### JOB
Would you return all of this data exactly, leaving nothing out?

### STORED RECORDS
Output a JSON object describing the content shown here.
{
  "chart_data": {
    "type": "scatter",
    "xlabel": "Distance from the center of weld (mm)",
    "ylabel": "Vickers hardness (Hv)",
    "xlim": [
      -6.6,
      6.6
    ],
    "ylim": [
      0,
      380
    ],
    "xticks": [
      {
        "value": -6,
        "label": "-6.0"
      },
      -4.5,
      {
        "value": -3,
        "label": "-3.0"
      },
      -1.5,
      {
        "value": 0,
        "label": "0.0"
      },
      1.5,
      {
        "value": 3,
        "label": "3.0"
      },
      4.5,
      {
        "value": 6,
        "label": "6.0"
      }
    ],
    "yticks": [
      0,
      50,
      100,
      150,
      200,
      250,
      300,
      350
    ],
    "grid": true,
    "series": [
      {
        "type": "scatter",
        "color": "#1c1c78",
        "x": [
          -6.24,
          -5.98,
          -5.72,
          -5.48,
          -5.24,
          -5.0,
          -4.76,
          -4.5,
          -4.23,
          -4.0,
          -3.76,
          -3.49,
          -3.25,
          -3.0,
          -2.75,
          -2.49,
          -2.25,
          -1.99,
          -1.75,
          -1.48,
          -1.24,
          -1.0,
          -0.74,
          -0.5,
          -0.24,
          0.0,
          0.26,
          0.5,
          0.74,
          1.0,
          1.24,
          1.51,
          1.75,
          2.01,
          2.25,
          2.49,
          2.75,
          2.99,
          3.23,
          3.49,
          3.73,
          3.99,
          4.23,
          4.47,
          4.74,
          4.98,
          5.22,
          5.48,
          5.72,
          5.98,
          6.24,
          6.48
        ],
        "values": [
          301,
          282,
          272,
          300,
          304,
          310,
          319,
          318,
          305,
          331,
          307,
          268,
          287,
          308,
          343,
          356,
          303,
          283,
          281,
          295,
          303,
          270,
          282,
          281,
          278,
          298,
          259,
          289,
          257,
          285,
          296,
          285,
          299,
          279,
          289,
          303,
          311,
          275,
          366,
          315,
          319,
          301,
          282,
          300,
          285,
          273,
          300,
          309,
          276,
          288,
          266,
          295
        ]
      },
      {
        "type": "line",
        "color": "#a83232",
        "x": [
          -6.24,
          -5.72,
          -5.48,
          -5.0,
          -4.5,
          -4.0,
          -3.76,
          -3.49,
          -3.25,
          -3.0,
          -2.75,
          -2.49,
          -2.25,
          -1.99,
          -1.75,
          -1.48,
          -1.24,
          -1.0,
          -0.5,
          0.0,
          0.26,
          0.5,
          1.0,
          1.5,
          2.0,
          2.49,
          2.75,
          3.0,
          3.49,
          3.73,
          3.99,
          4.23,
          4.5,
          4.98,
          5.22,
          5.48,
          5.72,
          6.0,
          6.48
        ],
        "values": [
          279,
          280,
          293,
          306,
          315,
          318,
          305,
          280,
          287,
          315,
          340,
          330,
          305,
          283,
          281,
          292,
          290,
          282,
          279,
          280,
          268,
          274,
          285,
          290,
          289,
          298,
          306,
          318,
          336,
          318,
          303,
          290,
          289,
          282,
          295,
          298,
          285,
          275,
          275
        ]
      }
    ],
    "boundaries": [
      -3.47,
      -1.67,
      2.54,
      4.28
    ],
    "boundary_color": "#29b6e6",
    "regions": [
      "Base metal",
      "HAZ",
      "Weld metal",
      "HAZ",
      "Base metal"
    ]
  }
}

### ANSWER TO THIS PROBLEM
Output a JSON object describing the content shown here.
{
  "chart_data": {
    "type": "scatter",
    "xlabel": "Distance from the center of weld (mm)",
    "ylabel": "Vickers hardness (Hv)",
    "xlim": [
      -6.6,
      6.6
    ],
    "ylim": [
      0,
      380
    ],
    "xticks": [
      {
        "value": -6,
        "label": "-6.0"
      },
      -4.5,
      {
        "value": -3,
        "label": "-3.0"
      },
      -1.5,
      {
        "value": 0,
        "label": "0.0"
      },
      1.5,
      {
        "value": 3,
        "label": "3.0"
      },
      4.5,
      {
        "value": 6,
        "label": "6.0"
      }
    ],
    "yticks": [
      0,
      50,
      100,
      150,
      200,
      250,
      300,
      350
    ],
    "grid": true,
    "series": [
      {
        "type": "scatter",
        "color": "#1c1c78",
        "x": [
          -6.24,
          -5.98,
          -5.72,
          -5.48,
          -5.24,
          -5.0,
          -4.76,
          -4.5,
          -4.23,
          -4.0,
          -3.76,
          -3.49,
          -3.25,
          -3.0,
          -2.75,
          -2.49,
          -2.25,
          -1.99,
          -1.75,
          -1.48,
          -1.24,
          -1.0,
          -0.74,
          -0.5,
          -0.24,
          0.0,
          0.26,
          0.5,
          0.74,
          1.0,
          1.24,
          1.51,
          1.75,
          2.01,
          2.25,
          2.49,
          2.75,
          2.99,
          3.23,
          3.49,
          3.73,
          3.99,
          4.23,
          4.47,
          4.74,
          4.98,
          5.22,
          5.48,
          5.72,
          5.98,
          6.24,
          6.48
        ],
        "values": [
          301,
          282,
          272,
          300,
          304,
          310,
          319,
          318,
          305,
          331,
          307,
          268,
          287,
          308,
          343,
          356,
          303,
          283,
          281,
          295,
          303,
          270,
          282,
          281,
          278,
          298,
          259,
          289,
          257,
          285,
          296,
          285,
          299,
          279,
          289,
          303,
          311,
          275,
          366,
          315,
          319,
          301,
          282,
          300,
          285,
          273,
          300,
          309,
          276,
          288,
          266,
          295
        ]
      },
      {
        "type": "line",
        "color": "#a83232",
        "x": [
          -6.24,
          -5.72,
          -5.48,
          -5.0,
          -4.5,
          -4.0,
          -3.76,
          -3.49,
          -3.25,
          -3.0,
          -2.75,
          -2.49,
          -2.25,
          -1.99,
          -1.75,
          -1.48,
          -1.24,
          -1.0,
          -0.5,
          0.0,
          0.26,
          0.5,
          1.0,
          1.5,
          2.0,
          2.49,
          2.75,
          3.0,
          3.49,
          3.73,
          3.99,
          4.23,
          4.5,
          4.98,
          5.22,
          5.48,
          5.72,
          6.0,
          6.48
        ],
        "values": [
          279,
          280,
          293,
          306,
          315,
          318,
          305,
          280,
          287,
          315,
          340,
          330,
          305,
          283,
          281,
          292,
          290,
          282,
          279,
          280,
          268,
          274,
          285,
          290,
          289,
          298,
          306,
          318,
          336,
          318,
          303,
          290,
          289,
          282,
          295,
          298,
          285,
          275,
          275
        ]
      }
    ],
    "boundaries": [
      -3.47,
      -1.67,
      2.54,
      4.28
    ],
    "boundary_color": "#29b6e6",
    "regions": [
      "Base metal",
      "HAZ",
      "Weld metal",
      "HAZ",
      "Base metal"
    ]
  }
}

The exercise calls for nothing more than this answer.